** Dataset entries **
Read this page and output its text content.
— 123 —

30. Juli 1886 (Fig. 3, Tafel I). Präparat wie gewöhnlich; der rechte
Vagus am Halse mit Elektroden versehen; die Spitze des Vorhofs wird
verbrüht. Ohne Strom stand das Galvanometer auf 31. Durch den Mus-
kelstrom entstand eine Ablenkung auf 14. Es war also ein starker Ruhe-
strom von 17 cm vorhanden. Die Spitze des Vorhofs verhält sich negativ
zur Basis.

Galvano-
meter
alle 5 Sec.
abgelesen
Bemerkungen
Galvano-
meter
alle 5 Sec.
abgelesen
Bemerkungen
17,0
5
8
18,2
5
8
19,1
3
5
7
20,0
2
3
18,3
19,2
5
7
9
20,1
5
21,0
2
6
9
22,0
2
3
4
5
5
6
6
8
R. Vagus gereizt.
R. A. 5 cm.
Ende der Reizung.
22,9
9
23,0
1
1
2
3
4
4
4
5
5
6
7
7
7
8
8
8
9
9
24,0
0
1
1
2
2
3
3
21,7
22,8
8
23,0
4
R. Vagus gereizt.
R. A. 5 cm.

==

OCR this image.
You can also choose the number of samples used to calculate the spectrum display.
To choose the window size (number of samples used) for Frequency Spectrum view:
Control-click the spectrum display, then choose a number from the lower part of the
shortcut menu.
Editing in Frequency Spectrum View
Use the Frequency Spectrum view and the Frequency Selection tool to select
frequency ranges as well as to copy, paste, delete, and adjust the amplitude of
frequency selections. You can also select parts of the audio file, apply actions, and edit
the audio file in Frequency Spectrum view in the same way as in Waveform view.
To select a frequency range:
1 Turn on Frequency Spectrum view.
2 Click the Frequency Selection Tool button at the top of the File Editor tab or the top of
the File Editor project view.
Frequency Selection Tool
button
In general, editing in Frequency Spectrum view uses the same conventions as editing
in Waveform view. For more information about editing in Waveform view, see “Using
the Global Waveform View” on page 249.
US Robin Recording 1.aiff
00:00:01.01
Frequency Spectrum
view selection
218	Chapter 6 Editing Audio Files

** What is asked **
Of the lines in the records, determine how many contain the word "page", and report that number alone.

** Result of the exercise **
2